Select the lines that hold the word "JSON" and copy each one.

-- begin --

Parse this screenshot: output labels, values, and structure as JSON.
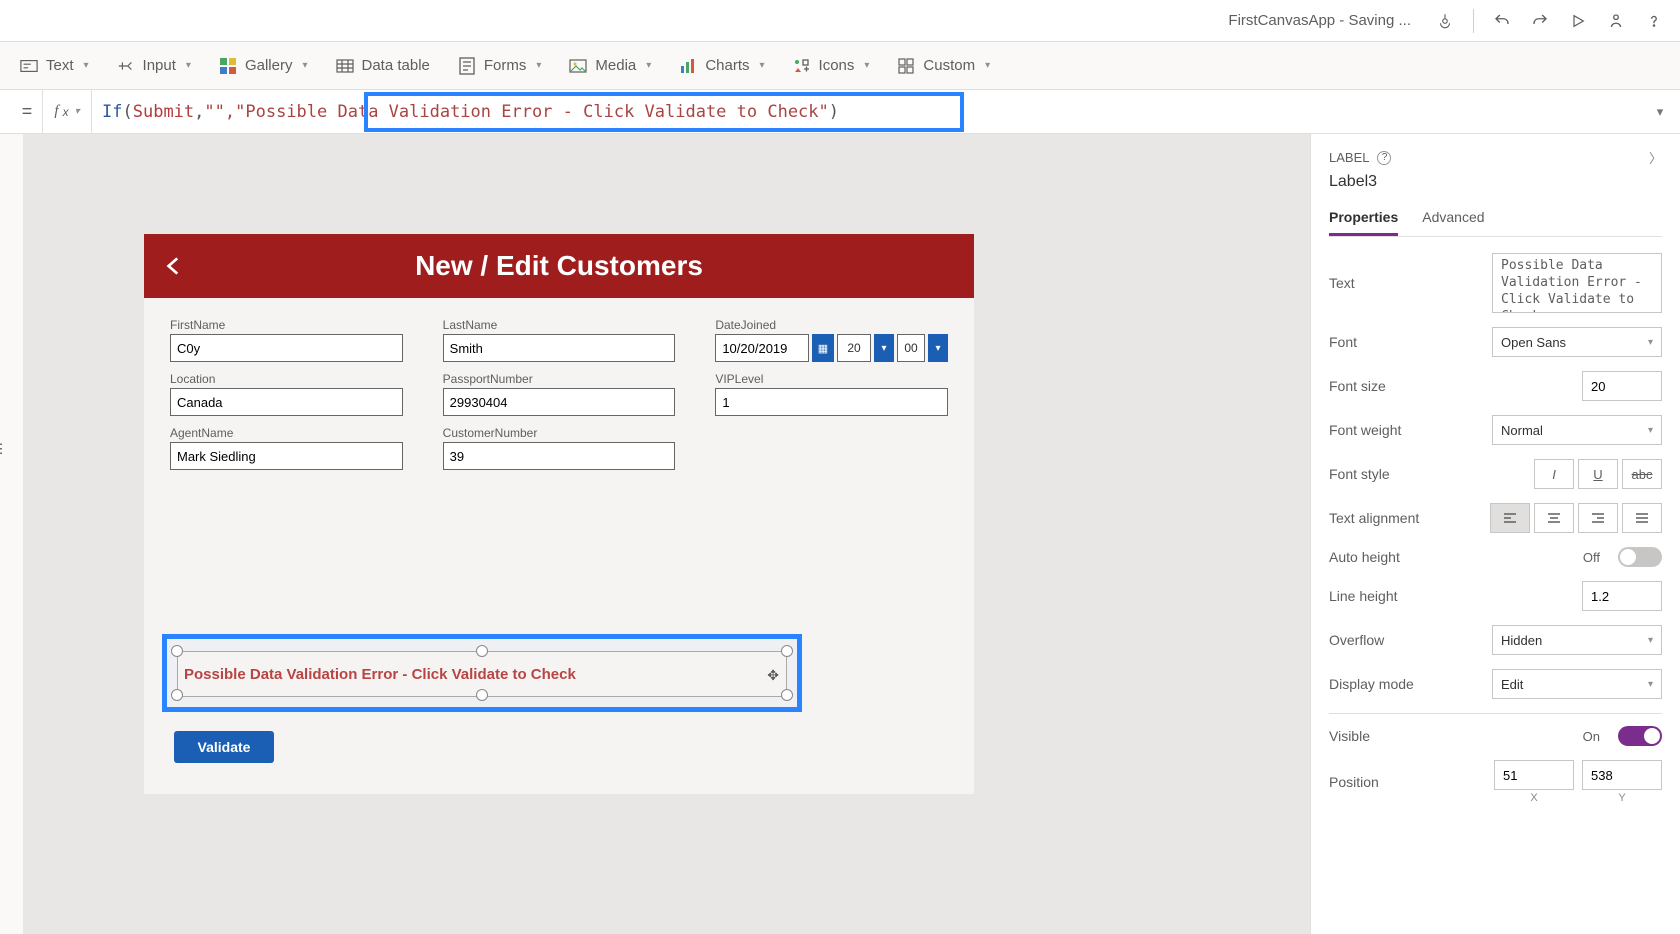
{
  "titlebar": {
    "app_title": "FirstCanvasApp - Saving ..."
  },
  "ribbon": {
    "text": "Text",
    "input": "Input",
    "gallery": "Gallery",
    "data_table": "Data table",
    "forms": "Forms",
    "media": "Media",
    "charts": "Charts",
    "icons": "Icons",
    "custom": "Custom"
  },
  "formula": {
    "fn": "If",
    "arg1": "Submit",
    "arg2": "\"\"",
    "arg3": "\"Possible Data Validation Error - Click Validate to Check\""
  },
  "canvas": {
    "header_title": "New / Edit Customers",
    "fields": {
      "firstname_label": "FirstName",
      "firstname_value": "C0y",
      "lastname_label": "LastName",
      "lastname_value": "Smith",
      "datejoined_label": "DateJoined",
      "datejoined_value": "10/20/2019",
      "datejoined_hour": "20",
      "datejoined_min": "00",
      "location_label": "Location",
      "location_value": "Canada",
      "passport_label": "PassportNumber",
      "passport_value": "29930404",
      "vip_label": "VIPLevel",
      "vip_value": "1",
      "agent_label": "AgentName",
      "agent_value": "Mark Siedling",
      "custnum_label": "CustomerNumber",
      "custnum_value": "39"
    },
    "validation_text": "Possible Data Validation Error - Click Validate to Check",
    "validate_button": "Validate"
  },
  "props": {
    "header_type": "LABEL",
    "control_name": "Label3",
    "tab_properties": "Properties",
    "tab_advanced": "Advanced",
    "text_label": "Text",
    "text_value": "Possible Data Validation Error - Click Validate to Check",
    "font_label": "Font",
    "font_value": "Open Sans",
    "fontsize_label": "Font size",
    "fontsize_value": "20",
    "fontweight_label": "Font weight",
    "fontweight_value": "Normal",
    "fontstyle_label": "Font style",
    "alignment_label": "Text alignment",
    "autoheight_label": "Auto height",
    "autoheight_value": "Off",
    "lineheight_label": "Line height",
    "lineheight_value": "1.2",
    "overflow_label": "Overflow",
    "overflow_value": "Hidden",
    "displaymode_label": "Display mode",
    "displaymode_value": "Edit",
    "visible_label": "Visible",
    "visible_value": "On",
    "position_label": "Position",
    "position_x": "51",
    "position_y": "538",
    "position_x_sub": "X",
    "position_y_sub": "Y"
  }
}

-- end --
-- begin --

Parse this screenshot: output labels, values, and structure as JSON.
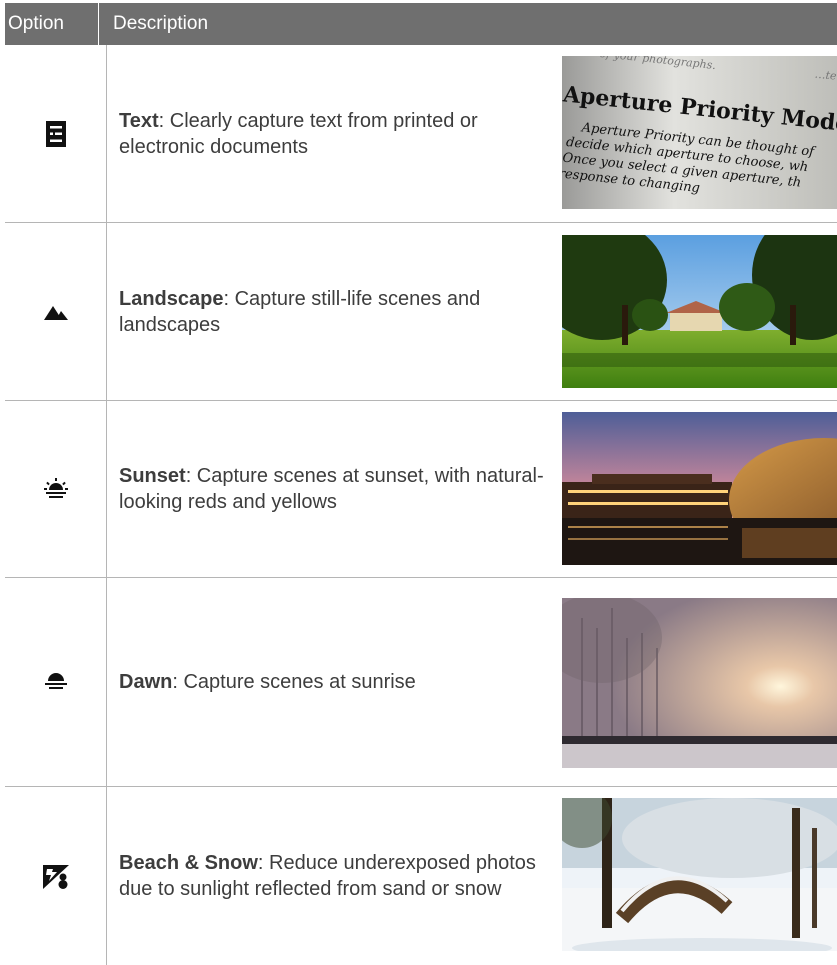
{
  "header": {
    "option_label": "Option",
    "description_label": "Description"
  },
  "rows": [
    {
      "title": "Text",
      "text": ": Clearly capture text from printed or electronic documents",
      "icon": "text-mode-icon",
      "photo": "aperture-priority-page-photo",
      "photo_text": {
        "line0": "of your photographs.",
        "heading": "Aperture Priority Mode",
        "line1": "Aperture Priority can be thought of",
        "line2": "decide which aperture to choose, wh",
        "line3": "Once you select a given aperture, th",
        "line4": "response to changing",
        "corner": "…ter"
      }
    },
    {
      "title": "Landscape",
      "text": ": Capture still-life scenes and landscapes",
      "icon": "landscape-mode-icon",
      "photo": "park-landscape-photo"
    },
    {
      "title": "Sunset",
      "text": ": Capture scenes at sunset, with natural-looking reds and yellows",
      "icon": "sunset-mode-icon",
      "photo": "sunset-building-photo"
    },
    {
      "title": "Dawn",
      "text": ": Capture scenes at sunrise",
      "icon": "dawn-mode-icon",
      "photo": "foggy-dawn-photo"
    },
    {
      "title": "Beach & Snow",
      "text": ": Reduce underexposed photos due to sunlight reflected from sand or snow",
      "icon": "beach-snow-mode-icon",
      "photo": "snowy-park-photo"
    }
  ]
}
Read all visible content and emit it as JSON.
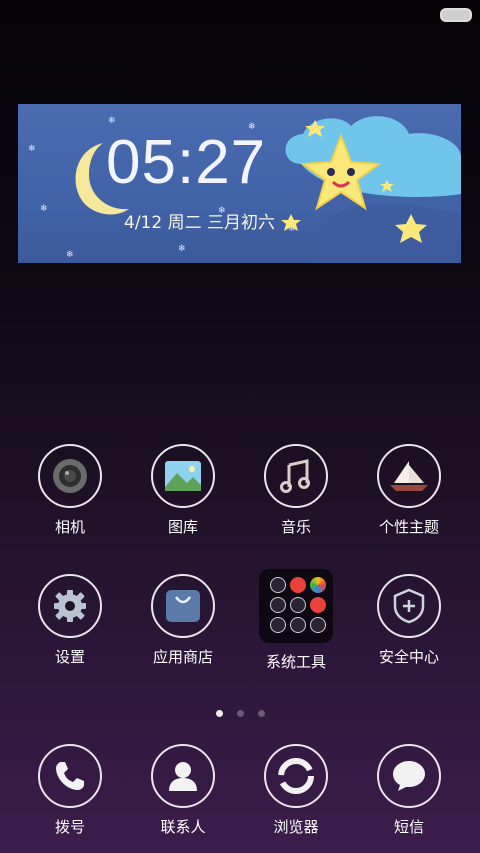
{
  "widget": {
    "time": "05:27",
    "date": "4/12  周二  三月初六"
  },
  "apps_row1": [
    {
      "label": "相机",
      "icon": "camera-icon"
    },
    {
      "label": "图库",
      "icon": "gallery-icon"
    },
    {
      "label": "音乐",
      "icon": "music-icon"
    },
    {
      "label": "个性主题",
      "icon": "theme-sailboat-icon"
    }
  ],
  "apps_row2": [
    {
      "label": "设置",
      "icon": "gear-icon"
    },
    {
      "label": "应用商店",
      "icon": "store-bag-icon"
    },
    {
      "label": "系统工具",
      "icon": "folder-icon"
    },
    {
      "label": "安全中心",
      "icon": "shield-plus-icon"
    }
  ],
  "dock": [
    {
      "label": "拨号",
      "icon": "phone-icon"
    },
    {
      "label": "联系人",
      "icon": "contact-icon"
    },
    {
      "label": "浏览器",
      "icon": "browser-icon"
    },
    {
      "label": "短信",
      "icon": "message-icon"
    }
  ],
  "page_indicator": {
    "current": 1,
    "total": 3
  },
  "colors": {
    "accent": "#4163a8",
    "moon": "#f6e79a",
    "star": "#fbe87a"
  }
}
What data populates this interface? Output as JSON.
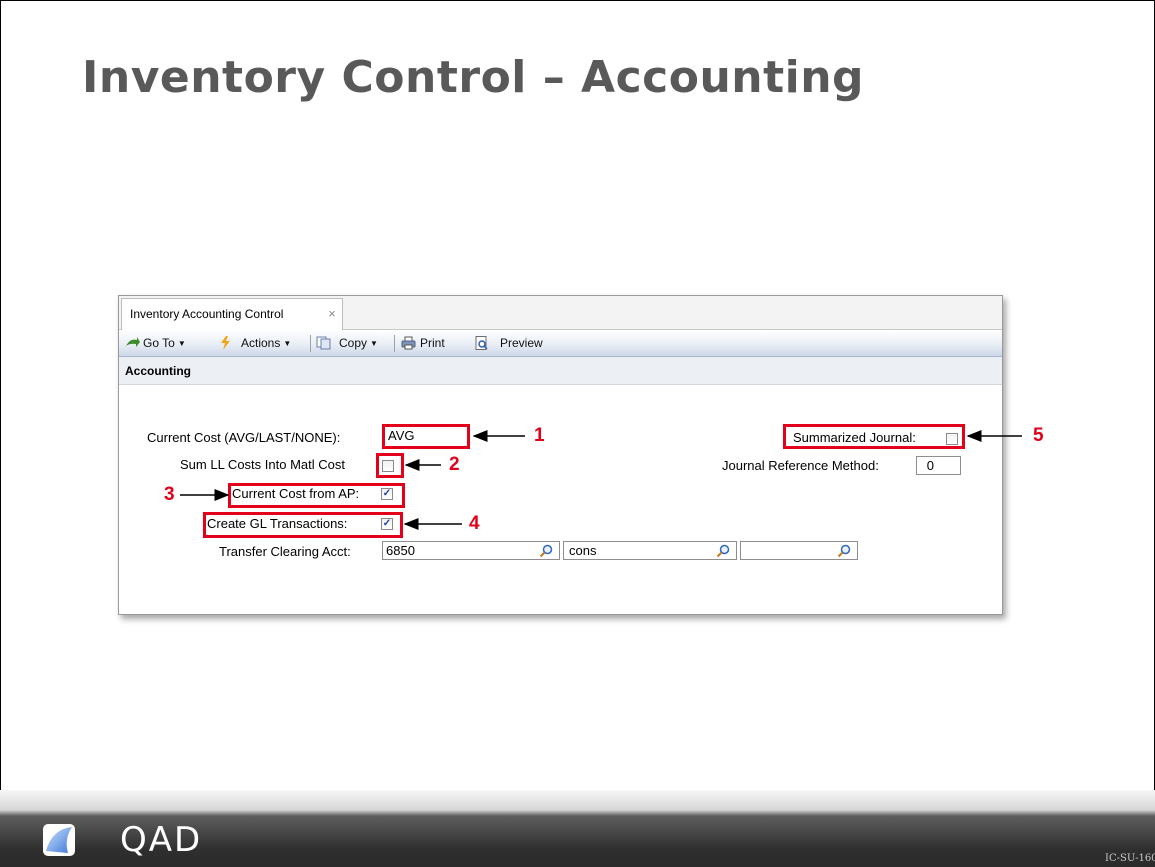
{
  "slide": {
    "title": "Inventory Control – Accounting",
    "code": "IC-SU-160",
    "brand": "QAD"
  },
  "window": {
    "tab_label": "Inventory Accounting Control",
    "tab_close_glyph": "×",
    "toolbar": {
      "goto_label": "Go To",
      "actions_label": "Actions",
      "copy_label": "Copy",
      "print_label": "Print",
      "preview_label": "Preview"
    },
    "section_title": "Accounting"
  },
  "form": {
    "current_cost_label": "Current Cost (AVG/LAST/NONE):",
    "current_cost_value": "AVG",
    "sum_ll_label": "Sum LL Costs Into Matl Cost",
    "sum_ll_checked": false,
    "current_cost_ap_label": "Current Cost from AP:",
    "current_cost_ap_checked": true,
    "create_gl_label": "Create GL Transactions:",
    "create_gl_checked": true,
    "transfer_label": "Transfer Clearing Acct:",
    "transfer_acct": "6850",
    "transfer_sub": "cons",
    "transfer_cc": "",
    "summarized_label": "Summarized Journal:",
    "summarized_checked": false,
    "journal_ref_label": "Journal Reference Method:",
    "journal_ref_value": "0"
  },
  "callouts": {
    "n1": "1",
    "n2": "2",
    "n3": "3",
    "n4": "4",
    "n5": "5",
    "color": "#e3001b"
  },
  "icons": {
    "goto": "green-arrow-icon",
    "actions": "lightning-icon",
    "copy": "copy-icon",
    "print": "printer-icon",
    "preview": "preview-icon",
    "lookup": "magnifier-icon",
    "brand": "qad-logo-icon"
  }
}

-- end --

*Expected answer*.
Parse this screenshot: output labels, values, and structure as JSON.
Parse this screenshot: output labels, values, and structure as JSON.
Read all visible content and emit it as JSON.
What data populates this interface? Output as JSON.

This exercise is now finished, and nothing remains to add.